• A run of records:
---+---

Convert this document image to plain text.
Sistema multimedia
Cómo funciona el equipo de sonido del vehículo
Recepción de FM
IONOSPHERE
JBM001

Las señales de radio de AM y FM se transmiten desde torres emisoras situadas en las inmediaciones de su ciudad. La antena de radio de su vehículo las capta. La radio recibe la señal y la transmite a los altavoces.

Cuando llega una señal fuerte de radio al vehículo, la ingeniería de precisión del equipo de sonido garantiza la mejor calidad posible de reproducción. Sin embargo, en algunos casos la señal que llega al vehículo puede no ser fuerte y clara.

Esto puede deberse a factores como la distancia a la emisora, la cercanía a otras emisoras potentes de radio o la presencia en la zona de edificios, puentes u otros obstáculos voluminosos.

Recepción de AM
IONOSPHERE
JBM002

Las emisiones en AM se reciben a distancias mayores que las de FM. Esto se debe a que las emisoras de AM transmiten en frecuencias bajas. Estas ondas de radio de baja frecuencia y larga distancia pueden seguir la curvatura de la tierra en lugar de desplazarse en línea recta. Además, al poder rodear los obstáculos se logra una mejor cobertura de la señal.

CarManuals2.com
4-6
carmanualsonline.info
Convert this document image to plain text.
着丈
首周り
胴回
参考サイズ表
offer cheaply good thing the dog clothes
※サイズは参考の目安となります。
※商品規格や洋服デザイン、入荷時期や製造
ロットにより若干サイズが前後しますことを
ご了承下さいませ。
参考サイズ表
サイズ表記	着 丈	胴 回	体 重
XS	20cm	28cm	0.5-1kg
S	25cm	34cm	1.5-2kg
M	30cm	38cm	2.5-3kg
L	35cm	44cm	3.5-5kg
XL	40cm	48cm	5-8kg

---+---

• Exercise requirements: Retype every entry above, word for word.

• Completed exercise:
Convert this document image to plain text.
Sistema multimedia
Cómo funciona el equipo de sonido del vehículo
Recepción de FM
IONOSPHERE
JBM001

Las señales de radio de AM y FM se transmiten desde torres emisoras situadas en las inmediaciones de su ciudad. La antena de radio de su vehículo las capta. La radio recibe la señal y la transmite a los altavoces.

Cuando llega una señal fuerte de radio al vehículo, la ingeniería de precisión del equipo de sonido garantiza la mejor calidad posible de reproducción. Sin embargo, en algunos casos la señal que llega al vehículo puede no ser fuerte y clara.

Esto puede deberse a factores como la distancia a la emisora, la cercanía a otras emisoras potentes de radio o la presencia en la zona de edificios, puentes u otros obstáculos voluminosos.

Recepción de AM
IONOSPHERE
JBM002

Las emisiones en AM se reciben a distancias mayores que las de FM. Esto se debe a que las emisoras de AM transmiten en frecuencias bajas. Estas ondas de radio de baja frecuencia y larga distancia pueden seguir la curvatura de la tierra en lugar de desplazarse en línea recta. Además, al poder rodear los obstáculos se logra una mejor cobertura de la señal.

CarManuals2.com
4-6
carmanualsonline.info
Convert this document image to plain text.
着丈
首周り
胴回
参考サイズ表
offer cheaply good thing the dog clothes
※サイズは参考の目安となります。
※商品規格や洋服デザイン、入荷時期や製造
ロットにより若干サイズが前後しますことを
ご了承下さいませ。
参考サイズ表
サイズ表記	着 丈	胴 回	体 重
XS	20cm	28cm	0.5-1kg
S	25cm	34cm	1.5-2kg
M	30cm	38cm	2.5-3kg
L	35cm	44cm	3.5-5kg
XL	40cm	48cm	5-8kg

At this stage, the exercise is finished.